--- Start EXTRACTED RECORDS ---

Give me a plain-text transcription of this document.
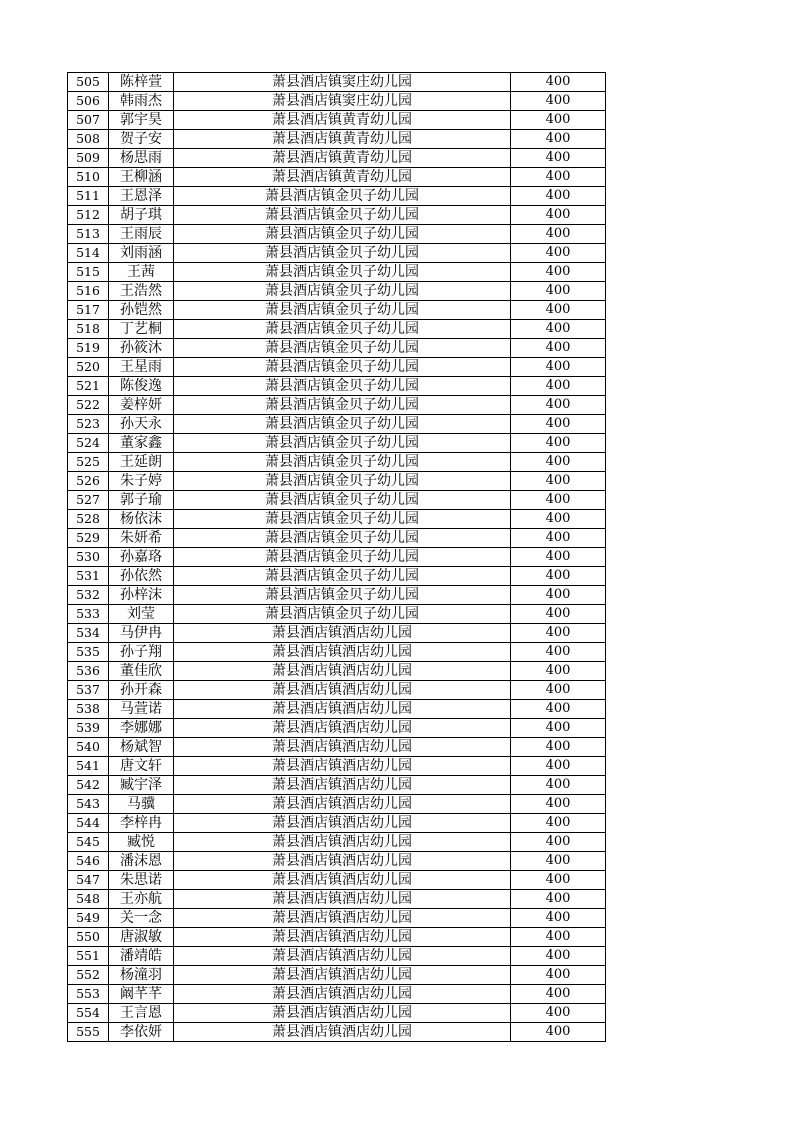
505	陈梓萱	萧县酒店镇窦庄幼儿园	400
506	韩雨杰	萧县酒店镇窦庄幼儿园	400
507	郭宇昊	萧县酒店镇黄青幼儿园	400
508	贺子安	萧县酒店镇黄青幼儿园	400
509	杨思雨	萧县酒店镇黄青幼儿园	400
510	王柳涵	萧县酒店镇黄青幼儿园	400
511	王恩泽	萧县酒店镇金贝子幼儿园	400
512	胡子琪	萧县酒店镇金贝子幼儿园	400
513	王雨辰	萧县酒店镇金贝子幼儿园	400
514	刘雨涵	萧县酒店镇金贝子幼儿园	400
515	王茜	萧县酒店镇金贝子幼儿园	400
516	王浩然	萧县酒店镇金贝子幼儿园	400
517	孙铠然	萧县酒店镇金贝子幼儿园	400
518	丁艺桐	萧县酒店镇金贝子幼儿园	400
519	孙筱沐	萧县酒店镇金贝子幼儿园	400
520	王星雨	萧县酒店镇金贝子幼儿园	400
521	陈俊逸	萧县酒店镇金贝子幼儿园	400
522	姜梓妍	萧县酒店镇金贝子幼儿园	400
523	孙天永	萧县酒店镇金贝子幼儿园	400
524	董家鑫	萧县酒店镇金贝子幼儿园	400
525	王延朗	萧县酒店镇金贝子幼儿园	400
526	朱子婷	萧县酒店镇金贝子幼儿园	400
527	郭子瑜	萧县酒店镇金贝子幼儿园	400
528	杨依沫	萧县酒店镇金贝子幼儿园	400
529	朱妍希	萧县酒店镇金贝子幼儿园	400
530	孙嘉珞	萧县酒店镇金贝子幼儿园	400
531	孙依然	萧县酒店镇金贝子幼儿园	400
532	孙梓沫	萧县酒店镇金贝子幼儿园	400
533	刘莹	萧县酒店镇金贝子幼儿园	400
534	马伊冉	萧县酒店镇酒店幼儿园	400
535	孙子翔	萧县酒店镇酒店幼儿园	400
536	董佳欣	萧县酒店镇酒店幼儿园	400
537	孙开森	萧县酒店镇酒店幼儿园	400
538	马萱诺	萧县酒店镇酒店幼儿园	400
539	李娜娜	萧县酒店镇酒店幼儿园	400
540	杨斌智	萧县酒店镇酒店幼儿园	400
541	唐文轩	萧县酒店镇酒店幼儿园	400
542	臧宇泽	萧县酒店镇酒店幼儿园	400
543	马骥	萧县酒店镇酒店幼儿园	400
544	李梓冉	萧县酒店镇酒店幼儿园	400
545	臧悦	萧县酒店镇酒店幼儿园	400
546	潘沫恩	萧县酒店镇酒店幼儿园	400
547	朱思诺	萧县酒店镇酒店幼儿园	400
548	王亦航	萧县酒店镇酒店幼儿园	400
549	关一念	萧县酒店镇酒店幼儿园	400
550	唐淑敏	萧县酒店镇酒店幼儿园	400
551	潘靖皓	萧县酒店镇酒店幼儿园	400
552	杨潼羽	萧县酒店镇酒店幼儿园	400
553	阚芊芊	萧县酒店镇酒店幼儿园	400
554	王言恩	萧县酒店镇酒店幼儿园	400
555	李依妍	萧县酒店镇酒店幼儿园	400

--- End EXTRACTED RECORDS ---

◆ GOAL
Determine the number of lines in these entries that contain the word "萧县酒店镇窦庄幼儿园", and write only that number.

◆ CORRECT OUTPUT
2